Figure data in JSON
##############################

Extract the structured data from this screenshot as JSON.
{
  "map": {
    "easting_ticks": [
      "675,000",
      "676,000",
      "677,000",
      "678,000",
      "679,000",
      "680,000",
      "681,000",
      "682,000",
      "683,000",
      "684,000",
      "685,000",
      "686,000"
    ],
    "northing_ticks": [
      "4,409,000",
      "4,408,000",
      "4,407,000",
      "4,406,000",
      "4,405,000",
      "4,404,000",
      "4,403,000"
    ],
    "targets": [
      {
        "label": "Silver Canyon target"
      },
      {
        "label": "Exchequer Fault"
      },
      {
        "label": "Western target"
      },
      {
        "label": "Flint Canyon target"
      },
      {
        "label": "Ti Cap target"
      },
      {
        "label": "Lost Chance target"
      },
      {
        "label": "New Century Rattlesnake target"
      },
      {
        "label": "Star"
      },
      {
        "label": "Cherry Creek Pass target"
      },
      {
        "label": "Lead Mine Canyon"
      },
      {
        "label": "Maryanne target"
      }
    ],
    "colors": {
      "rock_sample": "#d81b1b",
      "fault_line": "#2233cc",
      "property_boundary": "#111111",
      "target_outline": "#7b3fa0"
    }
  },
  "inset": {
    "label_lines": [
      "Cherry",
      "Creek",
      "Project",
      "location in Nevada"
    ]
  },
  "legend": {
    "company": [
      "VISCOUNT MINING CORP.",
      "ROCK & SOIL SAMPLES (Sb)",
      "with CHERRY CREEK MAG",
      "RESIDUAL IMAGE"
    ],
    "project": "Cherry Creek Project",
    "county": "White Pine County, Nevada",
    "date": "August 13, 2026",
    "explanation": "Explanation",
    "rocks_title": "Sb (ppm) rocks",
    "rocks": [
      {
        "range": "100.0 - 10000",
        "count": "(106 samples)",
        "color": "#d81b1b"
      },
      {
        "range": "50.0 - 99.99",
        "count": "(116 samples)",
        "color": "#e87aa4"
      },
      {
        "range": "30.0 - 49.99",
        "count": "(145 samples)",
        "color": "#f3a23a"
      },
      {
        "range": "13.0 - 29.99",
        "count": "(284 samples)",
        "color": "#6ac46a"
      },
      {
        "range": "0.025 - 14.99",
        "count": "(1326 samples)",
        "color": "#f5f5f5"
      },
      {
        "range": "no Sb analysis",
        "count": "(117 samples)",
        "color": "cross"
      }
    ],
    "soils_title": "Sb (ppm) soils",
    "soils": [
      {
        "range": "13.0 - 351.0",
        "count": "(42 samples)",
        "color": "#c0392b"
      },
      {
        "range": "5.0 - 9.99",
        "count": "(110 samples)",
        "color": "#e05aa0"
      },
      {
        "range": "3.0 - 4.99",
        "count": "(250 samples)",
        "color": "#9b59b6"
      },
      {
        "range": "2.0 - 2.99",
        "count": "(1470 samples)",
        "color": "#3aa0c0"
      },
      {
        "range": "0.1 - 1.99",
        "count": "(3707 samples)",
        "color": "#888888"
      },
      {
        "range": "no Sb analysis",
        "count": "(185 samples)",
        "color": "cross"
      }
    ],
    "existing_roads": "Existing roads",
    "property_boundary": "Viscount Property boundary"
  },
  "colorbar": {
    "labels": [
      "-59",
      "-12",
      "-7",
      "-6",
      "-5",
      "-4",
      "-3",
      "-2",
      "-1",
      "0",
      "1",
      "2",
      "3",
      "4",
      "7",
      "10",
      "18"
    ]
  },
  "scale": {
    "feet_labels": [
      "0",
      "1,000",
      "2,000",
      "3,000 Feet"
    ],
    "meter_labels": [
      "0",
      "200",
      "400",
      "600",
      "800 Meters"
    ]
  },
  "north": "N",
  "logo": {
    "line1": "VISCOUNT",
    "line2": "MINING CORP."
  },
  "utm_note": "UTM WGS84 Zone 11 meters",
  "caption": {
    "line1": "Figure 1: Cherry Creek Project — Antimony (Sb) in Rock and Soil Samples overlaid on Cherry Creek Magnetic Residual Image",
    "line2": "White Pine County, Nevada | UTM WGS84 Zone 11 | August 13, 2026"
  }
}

##############################

◆ Given problem ◆
Your task is to repeat every line exactly.

◆ Answer to the exercise ◆
Extract the structured data from this screenshot as JSON.
{
  "map": {
    "easting_ticks": [
      "675,000",
      "676,000",
      "677,000",
      "678,000",
      "679,000",
      "680,000",
      "681,000",
      "682,000",
      "683,000",
      "684,000",
      "685,000",
      "686,000"
    ],
    "northing_ticks": [
      "4,409,000",
      "4,408,000",
      "4,407,000",
      "4,406,000",
      "4,405,000",
      "4,404,000",
      "4,403,000"
    ],
    "targets": [
      {
        "label": "Silver Canyon target"
      },
      {
        "label": "Exchequer Fault"
      },
      {
        "label": "Western target"
      },
      {
        "label": "Flint Canyon target"
      },
      {
        "label": "Ti Cap target"
      },
      {
        "label": "Lost Chance target"
      },
      {
        "label": "New Century Rattlesnake target"
      },
      {
        "label": "Star"
      },
      {
        "label": "Cherry Creek Pass target"
      },
      {
        "label": "Lead Mine Canyon"
      },
      {
        "label": "Maryanne target"
      }
    ],
    "colors": {
      "rock_sample": "#d81b1b",
      "fault_line": "#2233cc",
      "property_boundary": "#111111",
      "target_outline": "#7b3fa0"
    }
  },
  "inset": {
    "label_lines": [
      "Cherry",
      "Creek",
      "Project",
      "location in Nevada"
    ]
  },
  "legend": {
    "company": [
      "VISCOUNT MINING CORP.",
      "ROCK & SOIL SAMPLES (Sb)",
      "with CHERRY CREEK MAG",
      "RESIDUAL IMAGE"
    ],
    "project": "Cherry Creek Project",
    "county": "White Pine County, Nevada",
    "date": "August 13, 2026",
    "explanation": "Explanation",
    "rocks_title": "Sb (ppm) rocks",
    "rocks": [
      {
        "range": "100.0 - 10000",
        "count": "(106 samples)",
        "color": "#d81b1b"
      },
      {
        "range": "50.0 - 99.99",
        "count": "(116 samples)",
        "color": "#e87aa4"
      },
      {
        "range": "30.0 - 49.99",
        "count": "(145 samples)",
        "color": "#f3a23a"
      },
      {
        "range": "13.0 - 29.99",
        "count": "(284 samples)",
        "color": "#6ac46a"
      },
      {
        "range": "0.025 - 14.99",
        "count": "(1326 samples)",
        "color": "#f5f5f5"
      },
      {
        "range": "no Sb analysis",
        "count": "(117 samples)",
        "color": "cross"
      }
    ],
    "soils_title": "Sb (ppm) soils",
    "soils": [
      {
        "range": "13.0 - 351.0",
        "count": "(42 samples)",
        "color": "#c0392b"
      },
      {
        "range": "5.0 - 9.99",
        "count": "(110 samples)",
        "color": "#e05aa0"
      },
      {
        "range": "3.0 - 4.99",
        "count": "(250 samples)",
        "color": "#9b59b6"
      },
      {
        "range": "2.0 - 2.99",
        "count": "(1470 samples)",
        "color": "#3aa0c0"
      },
      {
        "range": "0.1 - 1.99",
        "count": "(3707 samples)",
        "color": "#888888"
      },
      {
        "range": "no Sb analysis",
        "count": "(185 samples)",
        "color": "cross"
      }
    ],
    "existing_roads": "Existing roads",
    "property_boundary": "Viscount Property boundary"
  },
  "colorbar": {
    "labels": [
      "-59",
      "-12",
      "-7",
      "-6",
      "-5",
      "-4",
      "-3",
      "-2",
      "-1",
      "0",
      "1",
      "2",
      "3",
      "4",
      "7",
      "10",
      "18"
    ]
  },
  "scale": {
    "feet_labels": [
      "0",
      "1,000",
      "2,000",
      "3,000 Feet"
    ],
    "meter_labels": [
      "0",
      "200",
      "400",
      "600",
      "800 Meters"
    ]
  },
  "north": "N",
  "logo": {
    "line1": "VISCOUNT",
    "line2": "MINING CORP."
  },
  "utm_note": "UTM WGS84 Zone 11 meters",
  "caption": {
    "line1": "Figure 1: Cherry Creek Project — Antimony (Sb) in Rock and Soil Samples overlaid on Cherry Creek Magnetic Residual Image",
    "line2": "White Pine County, Nevada | UTM WGS84 Zone 11 | August 13, 2026"
  }
}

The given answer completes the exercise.